To be done:
Beneath this task is a listing. State how many of its lines include the string "xlabel", giving nothing but the number.

## BEGIN Data to process

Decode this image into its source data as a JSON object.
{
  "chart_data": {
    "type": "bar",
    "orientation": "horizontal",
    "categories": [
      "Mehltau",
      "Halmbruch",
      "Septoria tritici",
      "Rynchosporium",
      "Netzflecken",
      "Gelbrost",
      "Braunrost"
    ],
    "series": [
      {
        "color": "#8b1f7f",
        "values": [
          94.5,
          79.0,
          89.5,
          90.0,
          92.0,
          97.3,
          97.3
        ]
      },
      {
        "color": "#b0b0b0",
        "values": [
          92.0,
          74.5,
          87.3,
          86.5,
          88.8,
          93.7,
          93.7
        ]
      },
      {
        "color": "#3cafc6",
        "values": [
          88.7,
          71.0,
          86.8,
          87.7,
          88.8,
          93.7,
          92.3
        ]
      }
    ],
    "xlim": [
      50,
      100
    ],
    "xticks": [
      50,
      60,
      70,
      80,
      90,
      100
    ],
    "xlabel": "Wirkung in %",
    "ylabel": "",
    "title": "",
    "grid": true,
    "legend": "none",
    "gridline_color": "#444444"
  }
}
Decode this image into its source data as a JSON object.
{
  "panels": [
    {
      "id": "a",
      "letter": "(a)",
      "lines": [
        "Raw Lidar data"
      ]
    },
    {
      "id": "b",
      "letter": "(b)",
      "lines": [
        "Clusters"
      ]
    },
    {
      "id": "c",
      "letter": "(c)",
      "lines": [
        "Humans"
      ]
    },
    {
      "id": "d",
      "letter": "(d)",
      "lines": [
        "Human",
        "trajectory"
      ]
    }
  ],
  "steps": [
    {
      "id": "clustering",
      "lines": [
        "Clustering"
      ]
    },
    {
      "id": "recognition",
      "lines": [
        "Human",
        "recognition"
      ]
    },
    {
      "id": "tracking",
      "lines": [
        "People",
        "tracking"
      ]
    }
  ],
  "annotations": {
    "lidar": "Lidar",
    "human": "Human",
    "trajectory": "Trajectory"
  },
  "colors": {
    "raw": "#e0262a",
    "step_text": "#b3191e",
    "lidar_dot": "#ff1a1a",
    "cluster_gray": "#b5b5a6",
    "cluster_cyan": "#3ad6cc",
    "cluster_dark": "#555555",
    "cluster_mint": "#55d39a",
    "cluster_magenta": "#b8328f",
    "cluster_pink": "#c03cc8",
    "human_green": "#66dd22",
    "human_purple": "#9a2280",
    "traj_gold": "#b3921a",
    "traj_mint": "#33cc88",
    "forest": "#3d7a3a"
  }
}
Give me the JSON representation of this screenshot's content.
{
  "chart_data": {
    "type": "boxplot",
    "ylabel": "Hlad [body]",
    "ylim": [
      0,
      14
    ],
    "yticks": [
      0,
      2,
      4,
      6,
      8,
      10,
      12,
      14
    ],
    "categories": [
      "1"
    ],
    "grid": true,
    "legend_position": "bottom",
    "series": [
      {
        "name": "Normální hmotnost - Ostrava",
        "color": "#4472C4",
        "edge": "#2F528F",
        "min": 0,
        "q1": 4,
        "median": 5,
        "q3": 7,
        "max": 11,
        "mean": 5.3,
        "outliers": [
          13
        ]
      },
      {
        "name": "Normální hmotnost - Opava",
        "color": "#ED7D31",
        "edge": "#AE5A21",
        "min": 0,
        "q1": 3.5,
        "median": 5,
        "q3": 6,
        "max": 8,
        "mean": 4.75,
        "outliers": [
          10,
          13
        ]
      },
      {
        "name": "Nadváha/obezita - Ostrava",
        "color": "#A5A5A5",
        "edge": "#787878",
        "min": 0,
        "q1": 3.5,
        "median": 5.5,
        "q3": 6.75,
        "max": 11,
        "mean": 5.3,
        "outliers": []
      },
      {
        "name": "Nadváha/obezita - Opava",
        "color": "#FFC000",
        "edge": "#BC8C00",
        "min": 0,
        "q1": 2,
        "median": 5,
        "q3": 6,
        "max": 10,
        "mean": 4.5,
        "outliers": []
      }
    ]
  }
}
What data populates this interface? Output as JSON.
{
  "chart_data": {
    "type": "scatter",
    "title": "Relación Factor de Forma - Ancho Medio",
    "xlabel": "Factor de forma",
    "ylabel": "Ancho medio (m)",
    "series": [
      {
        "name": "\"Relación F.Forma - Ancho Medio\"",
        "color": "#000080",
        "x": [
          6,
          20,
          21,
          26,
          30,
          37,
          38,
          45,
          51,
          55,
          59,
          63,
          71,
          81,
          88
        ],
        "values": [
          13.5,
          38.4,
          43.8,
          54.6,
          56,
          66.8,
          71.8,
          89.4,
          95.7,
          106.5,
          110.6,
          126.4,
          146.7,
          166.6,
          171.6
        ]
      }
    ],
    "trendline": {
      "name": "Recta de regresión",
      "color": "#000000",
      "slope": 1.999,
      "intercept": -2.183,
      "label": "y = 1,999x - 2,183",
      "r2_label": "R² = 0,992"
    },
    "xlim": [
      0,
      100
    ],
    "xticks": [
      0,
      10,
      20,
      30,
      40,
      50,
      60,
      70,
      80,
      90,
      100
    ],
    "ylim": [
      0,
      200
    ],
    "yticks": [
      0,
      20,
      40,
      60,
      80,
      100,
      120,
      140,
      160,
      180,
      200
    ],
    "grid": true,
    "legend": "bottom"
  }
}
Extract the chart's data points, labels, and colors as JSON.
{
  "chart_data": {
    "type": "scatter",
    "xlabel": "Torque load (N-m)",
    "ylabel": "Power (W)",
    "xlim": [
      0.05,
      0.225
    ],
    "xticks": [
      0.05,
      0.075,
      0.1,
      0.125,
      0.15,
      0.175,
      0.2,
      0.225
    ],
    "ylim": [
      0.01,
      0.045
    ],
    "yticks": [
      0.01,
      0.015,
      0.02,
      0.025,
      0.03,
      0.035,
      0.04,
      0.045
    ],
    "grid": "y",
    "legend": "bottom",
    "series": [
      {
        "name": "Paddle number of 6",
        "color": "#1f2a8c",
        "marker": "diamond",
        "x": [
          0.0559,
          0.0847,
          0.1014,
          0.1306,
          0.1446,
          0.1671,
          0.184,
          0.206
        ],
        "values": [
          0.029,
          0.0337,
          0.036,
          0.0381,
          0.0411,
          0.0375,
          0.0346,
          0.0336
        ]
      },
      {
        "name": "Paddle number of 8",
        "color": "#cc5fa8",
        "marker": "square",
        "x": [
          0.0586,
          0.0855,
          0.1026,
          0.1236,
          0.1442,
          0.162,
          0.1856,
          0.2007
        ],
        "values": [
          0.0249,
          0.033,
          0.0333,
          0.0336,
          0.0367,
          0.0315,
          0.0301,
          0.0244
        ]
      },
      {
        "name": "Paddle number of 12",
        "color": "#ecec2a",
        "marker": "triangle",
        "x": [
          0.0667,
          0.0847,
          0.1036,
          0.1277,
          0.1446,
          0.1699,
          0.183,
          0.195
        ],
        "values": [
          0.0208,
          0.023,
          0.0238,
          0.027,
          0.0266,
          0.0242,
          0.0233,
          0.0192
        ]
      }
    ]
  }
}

## END Data to process

In response:
3